**REQUIRED WORK**. Using the records below, locate all lines containing "Characteristics" and return them.

Dataset excerpts:
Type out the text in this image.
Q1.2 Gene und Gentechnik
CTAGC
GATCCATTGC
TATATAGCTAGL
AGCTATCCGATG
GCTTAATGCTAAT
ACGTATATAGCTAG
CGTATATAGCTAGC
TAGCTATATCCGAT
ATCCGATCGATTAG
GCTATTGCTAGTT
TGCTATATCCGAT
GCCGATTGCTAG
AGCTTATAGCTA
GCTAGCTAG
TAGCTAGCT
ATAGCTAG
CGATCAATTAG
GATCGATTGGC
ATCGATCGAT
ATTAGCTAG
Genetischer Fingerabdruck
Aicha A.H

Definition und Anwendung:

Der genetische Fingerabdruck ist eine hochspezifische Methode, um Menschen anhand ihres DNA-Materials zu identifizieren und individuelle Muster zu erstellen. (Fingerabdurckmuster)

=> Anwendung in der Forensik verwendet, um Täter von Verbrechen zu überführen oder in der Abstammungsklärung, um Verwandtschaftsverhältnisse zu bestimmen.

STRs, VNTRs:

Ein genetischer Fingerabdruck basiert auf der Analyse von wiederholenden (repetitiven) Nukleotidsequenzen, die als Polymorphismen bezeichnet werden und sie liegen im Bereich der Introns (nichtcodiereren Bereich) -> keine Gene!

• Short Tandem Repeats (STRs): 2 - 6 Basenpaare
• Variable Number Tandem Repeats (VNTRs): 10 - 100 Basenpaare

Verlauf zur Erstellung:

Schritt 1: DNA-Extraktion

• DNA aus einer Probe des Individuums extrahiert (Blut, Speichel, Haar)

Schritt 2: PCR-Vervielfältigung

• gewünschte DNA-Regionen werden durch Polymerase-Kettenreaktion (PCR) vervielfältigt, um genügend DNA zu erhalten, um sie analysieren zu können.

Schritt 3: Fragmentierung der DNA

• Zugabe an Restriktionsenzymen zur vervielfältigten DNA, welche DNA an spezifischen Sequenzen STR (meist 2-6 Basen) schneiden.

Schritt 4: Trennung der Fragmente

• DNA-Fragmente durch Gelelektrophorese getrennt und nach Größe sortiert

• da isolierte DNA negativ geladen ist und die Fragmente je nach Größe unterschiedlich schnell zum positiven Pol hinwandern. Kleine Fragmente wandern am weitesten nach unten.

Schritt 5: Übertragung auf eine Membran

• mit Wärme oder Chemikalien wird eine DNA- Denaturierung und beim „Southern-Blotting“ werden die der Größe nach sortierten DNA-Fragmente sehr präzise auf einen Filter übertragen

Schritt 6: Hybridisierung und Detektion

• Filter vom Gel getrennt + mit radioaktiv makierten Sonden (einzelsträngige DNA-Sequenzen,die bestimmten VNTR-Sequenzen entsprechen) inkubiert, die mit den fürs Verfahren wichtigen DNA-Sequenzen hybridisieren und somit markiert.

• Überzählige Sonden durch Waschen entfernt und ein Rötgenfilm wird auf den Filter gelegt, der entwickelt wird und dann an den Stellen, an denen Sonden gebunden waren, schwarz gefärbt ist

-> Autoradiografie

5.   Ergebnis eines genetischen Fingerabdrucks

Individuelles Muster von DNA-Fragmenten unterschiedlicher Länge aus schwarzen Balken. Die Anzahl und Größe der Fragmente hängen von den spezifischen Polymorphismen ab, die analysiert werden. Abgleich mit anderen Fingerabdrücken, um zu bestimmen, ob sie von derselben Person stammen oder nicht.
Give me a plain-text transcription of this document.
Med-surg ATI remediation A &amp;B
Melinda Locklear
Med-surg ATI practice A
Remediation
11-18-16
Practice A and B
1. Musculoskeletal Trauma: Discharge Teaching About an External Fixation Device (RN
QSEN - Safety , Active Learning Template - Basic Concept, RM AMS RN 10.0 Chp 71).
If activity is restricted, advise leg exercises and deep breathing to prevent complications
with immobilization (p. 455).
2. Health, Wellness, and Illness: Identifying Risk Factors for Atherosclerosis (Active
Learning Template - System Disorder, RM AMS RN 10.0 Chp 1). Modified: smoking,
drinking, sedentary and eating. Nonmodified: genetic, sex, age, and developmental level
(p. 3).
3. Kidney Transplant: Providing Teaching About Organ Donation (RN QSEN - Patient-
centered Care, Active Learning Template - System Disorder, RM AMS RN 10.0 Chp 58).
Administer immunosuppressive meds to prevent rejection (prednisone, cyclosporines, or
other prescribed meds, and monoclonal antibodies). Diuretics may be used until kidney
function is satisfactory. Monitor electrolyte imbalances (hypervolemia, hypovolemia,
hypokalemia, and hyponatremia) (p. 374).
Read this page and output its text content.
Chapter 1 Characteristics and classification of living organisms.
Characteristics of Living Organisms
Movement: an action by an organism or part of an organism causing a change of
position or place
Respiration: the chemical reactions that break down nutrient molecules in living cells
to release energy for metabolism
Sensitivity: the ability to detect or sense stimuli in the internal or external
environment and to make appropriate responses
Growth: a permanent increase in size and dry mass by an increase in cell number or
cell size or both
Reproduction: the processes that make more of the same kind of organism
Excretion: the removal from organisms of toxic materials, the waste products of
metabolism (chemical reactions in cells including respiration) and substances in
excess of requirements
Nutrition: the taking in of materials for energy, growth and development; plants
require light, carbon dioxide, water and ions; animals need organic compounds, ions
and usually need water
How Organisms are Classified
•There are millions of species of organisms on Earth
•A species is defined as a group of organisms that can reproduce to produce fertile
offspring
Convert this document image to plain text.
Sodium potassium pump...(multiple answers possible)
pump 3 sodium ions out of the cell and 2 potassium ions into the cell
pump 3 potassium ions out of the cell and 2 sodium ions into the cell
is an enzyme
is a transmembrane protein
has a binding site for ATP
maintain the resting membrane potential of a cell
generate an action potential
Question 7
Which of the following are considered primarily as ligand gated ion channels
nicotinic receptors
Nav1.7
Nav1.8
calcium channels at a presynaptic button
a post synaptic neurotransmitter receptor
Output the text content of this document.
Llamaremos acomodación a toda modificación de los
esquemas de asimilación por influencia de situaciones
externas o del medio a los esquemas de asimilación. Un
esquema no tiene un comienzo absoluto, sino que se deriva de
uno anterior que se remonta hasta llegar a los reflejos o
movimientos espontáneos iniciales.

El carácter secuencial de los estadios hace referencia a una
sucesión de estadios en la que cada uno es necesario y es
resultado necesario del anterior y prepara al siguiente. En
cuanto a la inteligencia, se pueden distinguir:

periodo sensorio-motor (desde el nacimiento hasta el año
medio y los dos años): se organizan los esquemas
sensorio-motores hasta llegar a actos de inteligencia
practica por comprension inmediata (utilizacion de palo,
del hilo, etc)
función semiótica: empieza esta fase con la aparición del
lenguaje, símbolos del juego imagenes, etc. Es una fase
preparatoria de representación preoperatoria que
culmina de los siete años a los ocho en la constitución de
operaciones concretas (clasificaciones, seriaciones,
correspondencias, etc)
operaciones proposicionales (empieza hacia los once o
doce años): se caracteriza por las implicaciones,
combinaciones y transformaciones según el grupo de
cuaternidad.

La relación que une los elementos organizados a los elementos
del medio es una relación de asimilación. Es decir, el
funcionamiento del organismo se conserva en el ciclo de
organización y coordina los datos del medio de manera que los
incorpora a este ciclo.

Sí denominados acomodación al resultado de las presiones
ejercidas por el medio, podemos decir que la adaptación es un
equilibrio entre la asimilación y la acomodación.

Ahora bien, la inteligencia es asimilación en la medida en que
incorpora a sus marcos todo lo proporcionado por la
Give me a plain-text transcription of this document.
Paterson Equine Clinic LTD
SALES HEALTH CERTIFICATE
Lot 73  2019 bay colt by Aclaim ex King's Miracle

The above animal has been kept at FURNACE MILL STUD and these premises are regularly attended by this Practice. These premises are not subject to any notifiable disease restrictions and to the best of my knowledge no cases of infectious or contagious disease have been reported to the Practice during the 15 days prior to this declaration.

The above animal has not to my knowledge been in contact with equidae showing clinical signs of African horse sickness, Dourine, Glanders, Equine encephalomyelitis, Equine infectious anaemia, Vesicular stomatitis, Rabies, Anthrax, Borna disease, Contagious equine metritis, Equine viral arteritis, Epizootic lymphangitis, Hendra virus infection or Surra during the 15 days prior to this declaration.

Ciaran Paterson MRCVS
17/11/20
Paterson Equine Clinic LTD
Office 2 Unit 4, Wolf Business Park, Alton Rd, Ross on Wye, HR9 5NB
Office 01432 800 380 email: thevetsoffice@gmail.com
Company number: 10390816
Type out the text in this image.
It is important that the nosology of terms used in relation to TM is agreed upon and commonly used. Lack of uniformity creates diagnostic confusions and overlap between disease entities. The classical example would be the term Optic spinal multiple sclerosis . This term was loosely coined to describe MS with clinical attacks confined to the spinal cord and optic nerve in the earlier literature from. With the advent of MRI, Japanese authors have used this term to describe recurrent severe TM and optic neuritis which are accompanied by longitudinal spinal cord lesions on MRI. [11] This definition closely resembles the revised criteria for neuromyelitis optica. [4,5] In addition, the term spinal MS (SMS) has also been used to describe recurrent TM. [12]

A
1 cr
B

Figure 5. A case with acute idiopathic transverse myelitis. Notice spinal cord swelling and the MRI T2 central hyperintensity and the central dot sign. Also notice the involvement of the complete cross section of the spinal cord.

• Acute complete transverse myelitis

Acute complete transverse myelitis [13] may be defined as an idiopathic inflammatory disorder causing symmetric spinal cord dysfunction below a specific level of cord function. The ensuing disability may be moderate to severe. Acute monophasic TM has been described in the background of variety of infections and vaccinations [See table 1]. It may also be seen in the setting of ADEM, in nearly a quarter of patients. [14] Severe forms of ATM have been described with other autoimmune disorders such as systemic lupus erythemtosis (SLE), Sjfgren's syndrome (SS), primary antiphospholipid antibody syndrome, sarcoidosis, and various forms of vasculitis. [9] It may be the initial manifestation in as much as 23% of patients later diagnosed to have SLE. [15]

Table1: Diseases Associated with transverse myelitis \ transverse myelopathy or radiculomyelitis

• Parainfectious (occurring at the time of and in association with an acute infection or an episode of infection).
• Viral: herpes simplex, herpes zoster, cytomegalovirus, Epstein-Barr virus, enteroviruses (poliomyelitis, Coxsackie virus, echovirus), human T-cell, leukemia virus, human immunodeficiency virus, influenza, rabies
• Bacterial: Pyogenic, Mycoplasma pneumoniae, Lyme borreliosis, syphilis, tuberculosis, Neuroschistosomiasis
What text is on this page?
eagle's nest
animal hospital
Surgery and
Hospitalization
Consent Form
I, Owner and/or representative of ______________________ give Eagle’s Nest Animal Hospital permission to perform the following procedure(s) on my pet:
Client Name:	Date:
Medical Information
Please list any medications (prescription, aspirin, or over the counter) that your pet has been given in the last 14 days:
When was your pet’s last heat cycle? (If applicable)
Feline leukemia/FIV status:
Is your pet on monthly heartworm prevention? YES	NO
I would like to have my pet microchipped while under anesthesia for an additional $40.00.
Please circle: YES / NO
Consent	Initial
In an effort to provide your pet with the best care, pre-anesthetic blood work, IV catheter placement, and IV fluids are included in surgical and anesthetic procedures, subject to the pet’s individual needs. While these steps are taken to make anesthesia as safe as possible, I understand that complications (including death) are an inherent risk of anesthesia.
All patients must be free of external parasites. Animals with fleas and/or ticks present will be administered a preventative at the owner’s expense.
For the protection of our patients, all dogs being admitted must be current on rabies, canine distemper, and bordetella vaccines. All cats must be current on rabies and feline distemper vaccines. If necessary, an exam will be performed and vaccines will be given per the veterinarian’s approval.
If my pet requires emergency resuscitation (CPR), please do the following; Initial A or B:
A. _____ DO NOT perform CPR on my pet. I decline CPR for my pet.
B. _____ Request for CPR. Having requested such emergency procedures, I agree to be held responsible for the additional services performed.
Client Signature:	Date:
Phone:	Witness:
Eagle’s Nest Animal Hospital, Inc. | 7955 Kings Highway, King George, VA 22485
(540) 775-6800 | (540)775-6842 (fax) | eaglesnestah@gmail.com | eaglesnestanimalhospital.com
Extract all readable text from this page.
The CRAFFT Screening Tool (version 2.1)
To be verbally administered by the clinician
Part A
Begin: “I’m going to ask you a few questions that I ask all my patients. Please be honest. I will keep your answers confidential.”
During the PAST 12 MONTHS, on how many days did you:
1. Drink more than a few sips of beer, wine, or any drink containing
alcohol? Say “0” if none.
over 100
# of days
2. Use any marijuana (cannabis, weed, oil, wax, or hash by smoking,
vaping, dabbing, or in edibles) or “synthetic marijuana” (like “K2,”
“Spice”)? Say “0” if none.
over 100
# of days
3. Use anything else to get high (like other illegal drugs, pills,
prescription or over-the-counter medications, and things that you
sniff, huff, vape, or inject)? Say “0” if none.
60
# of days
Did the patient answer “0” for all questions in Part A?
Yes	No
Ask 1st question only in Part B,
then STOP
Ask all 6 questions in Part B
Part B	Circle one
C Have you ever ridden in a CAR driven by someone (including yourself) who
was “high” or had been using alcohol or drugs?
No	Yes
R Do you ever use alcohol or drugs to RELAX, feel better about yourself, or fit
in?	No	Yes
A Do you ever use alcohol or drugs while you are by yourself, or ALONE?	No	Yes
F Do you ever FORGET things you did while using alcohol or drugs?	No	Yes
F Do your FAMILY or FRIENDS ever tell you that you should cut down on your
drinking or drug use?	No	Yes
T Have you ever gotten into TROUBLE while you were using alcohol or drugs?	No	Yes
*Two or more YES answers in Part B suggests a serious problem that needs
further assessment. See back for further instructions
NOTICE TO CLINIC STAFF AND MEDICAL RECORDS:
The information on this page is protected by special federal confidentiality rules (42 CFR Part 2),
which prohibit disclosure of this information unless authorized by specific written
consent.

**RESULT OF THE TASK**.
Chapter 1 Characteristics and classification of living organisms.
Characteristics of Living Organisms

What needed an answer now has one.